### SHORT PROBLEM
Read the lines below. Copy out any that hold the string "Pass".

━━━ RECORD LIST

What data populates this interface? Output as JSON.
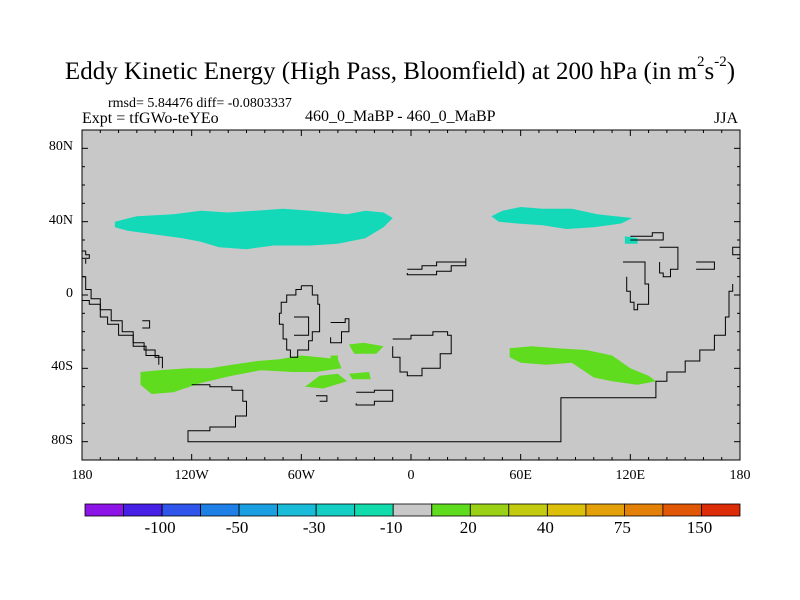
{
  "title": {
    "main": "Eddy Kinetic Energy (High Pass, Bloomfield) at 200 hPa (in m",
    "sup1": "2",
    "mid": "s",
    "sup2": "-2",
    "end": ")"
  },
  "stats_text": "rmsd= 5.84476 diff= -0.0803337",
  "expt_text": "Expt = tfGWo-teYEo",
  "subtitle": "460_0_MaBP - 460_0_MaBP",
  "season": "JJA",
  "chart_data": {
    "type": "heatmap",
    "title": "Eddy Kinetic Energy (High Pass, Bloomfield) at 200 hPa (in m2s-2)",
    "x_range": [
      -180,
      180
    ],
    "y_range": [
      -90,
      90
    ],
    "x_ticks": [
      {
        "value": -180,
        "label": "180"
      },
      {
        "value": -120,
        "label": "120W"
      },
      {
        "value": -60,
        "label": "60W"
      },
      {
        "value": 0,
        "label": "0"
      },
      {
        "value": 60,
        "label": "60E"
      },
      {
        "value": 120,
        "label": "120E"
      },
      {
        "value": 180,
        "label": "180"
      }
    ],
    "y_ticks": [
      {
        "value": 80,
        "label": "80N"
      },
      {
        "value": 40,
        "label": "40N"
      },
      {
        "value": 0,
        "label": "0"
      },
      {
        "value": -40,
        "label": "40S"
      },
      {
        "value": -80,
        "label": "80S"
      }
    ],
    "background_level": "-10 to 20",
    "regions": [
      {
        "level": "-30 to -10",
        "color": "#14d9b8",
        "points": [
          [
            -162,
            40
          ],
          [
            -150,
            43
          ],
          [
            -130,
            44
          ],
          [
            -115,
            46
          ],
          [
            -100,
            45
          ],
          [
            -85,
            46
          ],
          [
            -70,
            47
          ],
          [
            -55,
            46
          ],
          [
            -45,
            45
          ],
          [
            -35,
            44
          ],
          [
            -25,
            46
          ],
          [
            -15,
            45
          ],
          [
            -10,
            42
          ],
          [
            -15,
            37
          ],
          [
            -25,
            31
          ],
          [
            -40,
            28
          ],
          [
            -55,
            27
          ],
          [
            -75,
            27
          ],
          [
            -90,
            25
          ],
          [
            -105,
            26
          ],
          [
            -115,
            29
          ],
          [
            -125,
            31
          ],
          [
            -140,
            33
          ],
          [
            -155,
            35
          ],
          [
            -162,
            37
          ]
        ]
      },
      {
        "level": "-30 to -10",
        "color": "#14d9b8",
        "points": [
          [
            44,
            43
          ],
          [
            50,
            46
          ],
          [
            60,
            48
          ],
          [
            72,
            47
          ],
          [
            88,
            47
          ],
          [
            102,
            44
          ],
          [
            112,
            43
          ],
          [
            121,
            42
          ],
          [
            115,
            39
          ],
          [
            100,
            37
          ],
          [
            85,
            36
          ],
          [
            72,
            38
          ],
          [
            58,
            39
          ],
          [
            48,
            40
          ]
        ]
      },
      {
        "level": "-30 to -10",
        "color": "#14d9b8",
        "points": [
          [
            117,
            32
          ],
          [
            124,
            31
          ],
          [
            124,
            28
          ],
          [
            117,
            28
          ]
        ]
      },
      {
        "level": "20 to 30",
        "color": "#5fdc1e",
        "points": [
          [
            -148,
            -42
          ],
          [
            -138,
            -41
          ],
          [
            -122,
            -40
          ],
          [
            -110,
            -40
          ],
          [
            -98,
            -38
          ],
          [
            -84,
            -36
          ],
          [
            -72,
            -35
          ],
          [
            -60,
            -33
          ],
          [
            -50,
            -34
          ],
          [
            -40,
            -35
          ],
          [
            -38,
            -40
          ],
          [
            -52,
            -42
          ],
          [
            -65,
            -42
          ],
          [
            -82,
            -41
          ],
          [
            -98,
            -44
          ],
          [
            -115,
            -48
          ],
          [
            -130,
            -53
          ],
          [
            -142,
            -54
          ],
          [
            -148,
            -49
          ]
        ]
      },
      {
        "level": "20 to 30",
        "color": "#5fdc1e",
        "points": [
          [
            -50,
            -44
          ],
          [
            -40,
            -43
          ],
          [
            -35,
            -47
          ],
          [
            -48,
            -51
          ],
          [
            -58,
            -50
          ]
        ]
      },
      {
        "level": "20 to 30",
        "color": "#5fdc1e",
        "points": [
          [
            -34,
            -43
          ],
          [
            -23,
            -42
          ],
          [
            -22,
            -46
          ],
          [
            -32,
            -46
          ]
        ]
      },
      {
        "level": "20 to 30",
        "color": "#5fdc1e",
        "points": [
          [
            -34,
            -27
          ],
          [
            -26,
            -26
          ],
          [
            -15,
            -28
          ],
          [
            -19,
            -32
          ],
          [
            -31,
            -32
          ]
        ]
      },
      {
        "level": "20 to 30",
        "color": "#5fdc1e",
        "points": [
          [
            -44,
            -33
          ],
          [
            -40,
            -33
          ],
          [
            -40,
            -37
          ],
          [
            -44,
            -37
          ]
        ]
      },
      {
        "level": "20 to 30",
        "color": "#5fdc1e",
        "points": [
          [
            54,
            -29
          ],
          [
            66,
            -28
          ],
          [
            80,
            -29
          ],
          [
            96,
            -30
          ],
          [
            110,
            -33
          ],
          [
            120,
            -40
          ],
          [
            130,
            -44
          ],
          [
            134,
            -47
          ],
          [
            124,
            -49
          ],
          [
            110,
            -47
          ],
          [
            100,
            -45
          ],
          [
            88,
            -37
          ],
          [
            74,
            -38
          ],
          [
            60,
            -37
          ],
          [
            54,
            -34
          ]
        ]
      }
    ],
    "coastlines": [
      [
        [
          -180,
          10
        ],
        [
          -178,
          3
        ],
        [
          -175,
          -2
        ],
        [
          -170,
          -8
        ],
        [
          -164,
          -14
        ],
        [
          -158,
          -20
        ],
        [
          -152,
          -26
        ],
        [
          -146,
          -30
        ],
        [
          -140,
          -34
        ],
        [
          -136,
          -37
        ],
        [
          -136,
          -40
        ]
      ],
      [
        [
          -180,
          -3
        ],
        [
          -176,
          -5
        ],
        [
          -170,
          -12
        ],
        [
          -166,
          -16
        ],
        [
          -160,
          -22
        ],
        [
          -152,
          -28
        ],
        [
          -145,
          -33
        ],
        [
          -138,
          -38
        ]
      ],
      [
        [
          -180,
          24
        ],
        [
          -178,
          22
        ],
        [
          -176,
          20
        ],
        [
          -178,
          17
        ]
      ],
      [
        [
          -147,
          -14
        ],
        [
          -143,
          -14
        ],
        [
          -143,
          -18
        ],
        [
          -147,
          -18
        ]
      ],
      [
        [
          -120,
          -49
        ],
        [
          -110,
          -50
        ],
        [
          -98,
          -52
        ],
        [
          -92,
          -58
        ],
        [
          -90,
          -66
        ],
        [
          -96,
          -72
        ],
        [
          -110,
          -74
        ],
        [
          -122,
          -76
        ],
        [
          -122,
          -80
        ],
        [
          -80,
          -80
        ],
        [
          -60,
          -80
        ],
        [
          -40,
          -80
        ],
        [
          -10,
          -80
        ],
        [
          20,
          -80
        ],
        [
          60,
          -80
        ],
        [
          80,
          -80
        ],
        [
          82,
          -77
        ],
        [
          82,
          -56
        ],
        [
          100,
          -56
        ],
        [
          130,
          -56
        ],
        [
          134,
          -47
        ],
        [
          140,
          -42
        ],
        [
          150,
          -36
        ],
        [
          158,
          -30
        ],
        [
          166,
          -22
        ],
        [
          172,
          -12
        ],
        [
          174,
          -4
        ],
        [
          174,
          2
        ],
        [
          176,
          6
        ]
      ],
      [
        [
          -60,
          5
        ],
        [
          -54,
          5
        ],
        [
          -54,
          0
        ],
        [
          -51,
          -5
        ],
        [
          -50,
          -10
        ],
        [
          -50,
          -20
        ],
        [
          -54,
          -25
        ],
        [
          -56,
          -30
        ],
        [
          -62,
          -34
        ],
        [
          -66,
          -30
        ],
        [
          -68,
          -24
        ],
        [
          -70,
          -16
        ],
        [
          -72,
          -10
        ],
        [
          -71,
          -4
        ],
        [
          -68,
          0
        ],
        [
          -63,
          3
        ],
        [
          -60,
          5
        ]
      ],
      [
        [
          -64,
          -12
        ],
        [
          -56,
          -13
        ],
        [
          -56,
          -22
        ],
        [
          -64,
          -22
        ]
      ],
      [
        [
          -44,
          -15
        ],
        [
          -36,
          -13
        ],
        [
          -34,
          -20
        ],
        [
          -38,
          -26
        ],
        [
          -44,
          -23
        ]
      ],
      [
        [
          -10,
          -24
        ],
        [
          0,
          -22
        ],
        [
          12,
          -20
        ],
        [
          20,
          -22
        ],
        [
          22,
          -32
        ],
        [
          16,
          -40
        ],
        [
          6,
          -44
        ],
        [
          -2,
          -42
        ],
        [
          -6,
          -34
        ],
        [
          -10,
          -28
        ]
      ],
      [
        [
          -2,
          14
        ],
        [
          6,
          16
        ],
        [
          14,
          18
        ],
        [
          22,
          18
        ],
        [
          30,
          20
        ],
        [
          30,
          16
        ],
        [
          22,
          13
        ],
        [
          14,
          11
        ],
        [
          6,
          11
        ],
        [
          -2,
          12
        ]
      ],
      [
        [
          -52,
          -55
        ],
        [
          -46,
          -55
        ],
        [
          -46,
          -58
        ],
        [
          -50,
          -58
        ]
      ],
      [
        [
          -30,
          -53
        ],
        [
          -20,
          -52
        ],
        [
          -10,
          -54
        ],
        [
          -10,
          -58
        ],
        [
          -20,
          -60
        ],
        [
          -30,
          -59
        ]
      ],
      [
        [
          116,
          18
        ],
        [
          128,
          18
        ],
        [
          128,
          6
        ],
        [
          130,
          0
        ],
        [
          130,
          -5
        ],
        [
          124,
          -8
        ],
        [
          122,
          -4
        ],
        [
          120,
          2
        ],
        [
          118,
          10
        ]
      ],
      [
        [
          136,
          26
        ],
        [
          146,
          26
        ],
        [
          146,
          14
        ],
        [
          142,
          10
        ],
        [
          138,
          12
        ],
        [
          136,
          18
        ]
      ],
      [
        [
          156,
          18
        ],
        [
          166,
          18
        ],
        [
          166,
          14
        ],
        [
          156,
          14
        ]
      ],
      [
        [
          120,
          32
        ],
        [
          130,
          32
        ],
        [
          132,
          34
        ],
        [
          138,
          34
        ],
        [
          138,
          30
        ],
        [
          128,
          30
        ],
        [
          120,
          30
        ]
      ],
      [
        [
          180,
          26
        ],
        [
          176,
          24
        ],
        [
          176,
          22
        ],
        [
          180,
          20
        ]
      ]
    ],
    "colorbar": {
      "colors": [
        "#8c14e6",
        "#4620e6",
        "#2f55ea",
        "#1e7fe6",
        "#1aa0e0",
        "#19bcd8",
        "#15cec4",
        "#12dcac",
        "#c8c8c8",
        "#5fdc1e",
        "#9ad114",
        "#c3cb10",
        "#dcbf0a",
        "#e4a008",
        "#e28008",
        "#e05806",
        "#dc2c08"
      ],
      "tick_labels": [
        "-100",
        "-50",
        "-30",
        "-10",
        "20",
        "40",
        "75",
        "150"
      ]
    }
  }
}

━━━━━━

### SOLUTION
    "main": "Eddy Kinetic Energy (High Pass, Bloomfield) at 200 hPa (in m",
    "title": "Eddy Kinetic Energy (High Pass, Bloomfield) at 200 hPa (in m2s-2)",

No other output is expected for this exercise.